Powell’s Books is a genuine institution of which Portlanders are justly proud. It’s not simply a bookshop – it is in fact a self-styled ‘City of Books.’ Its tag-line is far from being simple, over-eager sales hype as its main store at 1005 W. Burnside Street occupies an entire city block. On a first visit the place seems bewilderingly huge. There are three floors which are divided into eight colour-coded rooms within which you will find over 4,700 separate subject sections. A map of the store will help you begin to get yourself orientated, but really the best way to get to know the store is simply to surrender yourself to it and just wander through the aisles in dazed wonder. There’s plenty of helpful signage dotted about the bookshop to guide you around, and some of this signage will very likely suggest a few esoteric and unknown subject areas in which you probably never knew you might have had an interest. Here you will find a book title on pretty much anything you can care to imagine – from an Amish cookbook to titles on contemporary politics and economics, via graphic novels, to books on needlework, Sufism, or oceanography – Powell’s really does have something for everyone. Readers might like to take a video tour here.

Amongst the shelves in Powell’s Books. Credit: Ethan Doerr CC BY-NC-SA 2.0

A proudly independent bookstore, Powell’s originally began trading in Chicago in 1970, but moved to Portland the following year, where it has since gradually evolved over time into the wonderfully eclectic and much-loved phenomenon which it is today. Along with the main Burnside store there are six other Powell’s bookshops in town – some of which are devoted to specific specialisms, such as ‘Computer & Technical Books’ and ‘Books for Cooks & Gardeners.’ Powell’s also has a healthy on-line presence too, which is well worth bearing in mind if you are a visitor from out of town or overseas, as it means you might well be able to track down that particularly obscure or out-of-print title which you’ve long been searching for at Powell’s even after you’ve returned home.
= = = =
§ To do:
a - Quote the Powell's Books passage between "Amongst the shelves" and "you’ve returned home.", inclusive.
b - According to the Powell's Books passage, in which city and year did Powell's first begin trading?
c - Why does the Powell's Books passage say the store's online presence is worth keeping in mind for visitors from out of town or overseas?
You can answer everything from the Powell's Books passage without the records.
= = = =
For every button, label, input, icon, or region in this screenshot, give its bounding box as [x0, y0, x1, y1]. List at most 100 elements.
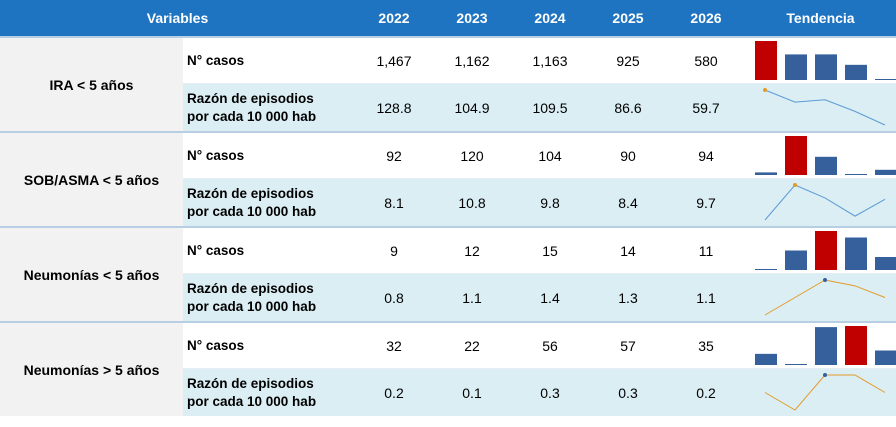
spark-line — [764, 184, 886, 221]
spark-bar — [755, 353, 777, 365]
table-row: Razón de episodios por cada 10 000 hab 12… — [0, 83, 896, 132]
spark-bar — [785, 250, 807, 270]
sparkline — [755, 136, 896, 175]
trend-cell — [745, 368, 896, 416]
spark-bar — [815, 231, 837, 270]
value-cell: 0.1 — [433, 368, 511, 416]
spark-max-marker — [763, 88, 767, 92]
value-cell: 11 — [667, 226, 745, 274]
sparkline — [755, 231, 896, 270]
value-cell: 15 — [511, 226, 589, 274]
value-cell: 580 — [667, 36, 745, 84]
value-cell: 1,163 — [511, 36, 589, 84]
row-label: Razón de episodios por cada 10 000 hab — [183, 83, 355, 132]
spark-bar — [755, 41, 777, 80]
value-cell: 9.8 — [511, 178, 589, 227]
sparkline — [764, 278, 886, 316]
group-label: IRA < 5 años — [0, 36, 183, 132]
spark-bar — [845, 64, 867, 80]
table-body: IRA < 5 años N° casos 1,467 1,162 1,163 925 58… — [0, 36, 896, 416]
trend-cell — [745, 36, 896, 84]
value-cell: 9 — [355, 226, 433, 274]
spark-bar — [845, 326, 867, 365]
value-cell: 86.6 — [589, 83, 667, 132]
spark-bar — [815, 54, 837, 80]
header-cell: Variables — [0, 0, 355, 37]
value-cell: 90 — [589, 131, 667, 179]
sparkline — [755, 326, 896, 365]
sparkline — [764, 183, 886, 221]
value-cell: 0.3 — [511, 368, 589, 416]
value-cell: 35 — [667, 321, 745, 369]
group-label: Neumonías > 5 años — [0, 321, 183, 416]
trend-cell — [745, 273, 896, 322]
header-cell: Tendencia — [745, 0, 896, 37]
row-label: N° casos — [183, 226, 355, 274]
spark-bar — [815, 156, 837, 175]
spark-bar — [785, 54, 807, 80]
spark-bar — [845, 237, 867, 270]
row-label: Razón de episodios por cada 10 000 hab — [183, 273, 355, 322]
sparkline — [764, 373, 886, 411]
trend-cell — [745, 131, 896, 179]
value-cell: 120 — [433, 131, 511, 179]
header-cell: 2022 — [355, 0, 433, 37]
trend-cell — [745, 83, 896, 132]
value-cell: 22 — [433, 321, 511, 369]
value-cell: 10.8 — [433, 178, 511, 227]
table-row: IRA < 5 años N° casos 1,467 1,162 1,163 925 58… — [0, 36, 896, 132]
value-cell: 1.1 — [667, 273, 745, 322]
spark-line — [764, 374, 886, 411]
spark-bar — [875, 169, 896, 175]
value-cell: 109.5 — [511, 83, 589, 132]
table-row: Razón de episodios por cada 10 000 hab 0.… — [0, 368, 896, 416]
value-cell: 94 — [667, 131, 745, 179]
row-label: Razón de episodios por cada 10 000 hab — [183, 178, 355, 227]
spark-line — [764, 89, 886, 126]
trend-cell — [745, 226, 896, 274]
header-cell: 2026 — [667, 0, 745, 37]
value-cell: 104 — [511, 131, 589, 179]
value-cell: 12 — [433, 226, 511, 274]
trend-cell — [745, 321, 896, 369]
table-row: Neumonías > 5 años N° casos 32 22 56 57 35 — [0, 321, 896, 416]
value-cell: 1.4 — [511, 273, 589, 322]
value-cell: 1.3 — [589, 273, 667, 322]
spark-bar — [755, 269, 777, 270]
table-row: Neumonías < 5 años N° casos 9 12 15 14 11 — [0, 226, 896, 322]
spark-bar — [815, 327, 837, 365]
value-cell: 925 — [589, 36, 667, 84]
header-cell: 2023 — [433, 0, 511, 37]
spark-max-marker — [823, 278, 827, 282]
value-cell: 92 — [355, 131, 433, 179]
value-cell: 59.7 — [667, 83, 745, 132]
spark-bar — [785, 136, 807, 175]
table-row: Razón de episodios por cada 10 000 hab 0.… — [0, 273, 896, 322]
row-label: N° casos — [183, 321, 355, 369]
sparkline — [763, 88, 886, 126]
spark-bar — [845, 174, 867, 175]
row-label: Razón de episodios por cada 10 000 hab — [183, 368, 355, 416]
spark-max-marker — [793, 183, 797, 187]
value-cell: 0.2 — [355, 368, 433, 416]
data-table: Variables 2022 2023 2024 2025 2026 Tendencia … — [0, 0, 896, 416]
value-cell: 128.8 — [355, 83, 433, 132]
value-cell: 14 — [589, 226, 667, 274]
value-cell: 0.3 — [589, 368, 667, 416]
spark-bar — [785, 364, 807, 365]
spark-bar — [875, 79, 896, 80]
value-cell: 1,162 — [433, 36, 511, 84]
value-cell: 1.1 — [433, 273, 511, 322]
sparkline — [755, 41, 896, 80]
spark-bar — [875, 350, 896, 365]
row-label: N° casos — [183, 36, 355, 84]
spark-bar — [755, 172, 777, 175]
trend-cell — [745, 178, 896, 227]
value-cell: 1,467 — [355, 36, 433, 84]
spark-bar — [875, 257, 896, 270]
value-cell: 56 — [511, 321, 589, 369]
row-label: N° casos — [183, 131, 355, 179]
value-cell: 9.7 — [667, 178, 745, 227]
value-cell: 0.8 — [355, 273, 433, 322]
= = = =
§ Worked answers:
a -
Amongst the shelves in Powell’s Books. Credit: Ethan Doerr CC BY-NC-SA 2.0

A proudly independent bookstore, Powell’s originally began trading in Chicago in 1970, but moved to Portland the following year, where it has since gradually evolved over time into the wonderfully eclectic and much-loved phenomenon which it is today. Along with the main Burnside store there are six other Powell’s bookshops in town – some of which are devoted to specific specialisms, such as ‘Computer & Technical Books’ and ‘Books for Cooks & Gardeners.’ Powell’s also has a healthy on-line presence too, which is well worth bearing in mind if you are a visitor from out of town or overseas, as it means you might well be able to track down that particularly obscure or out-of-print title which you’ve long been searching for at Powell’s even after you’ve returned home.

b - Chicago, in 1970.

c - Through the online store, those visitors might still be able to track down an obscure or out-of-print title they have long been searching for, even after they have returned home.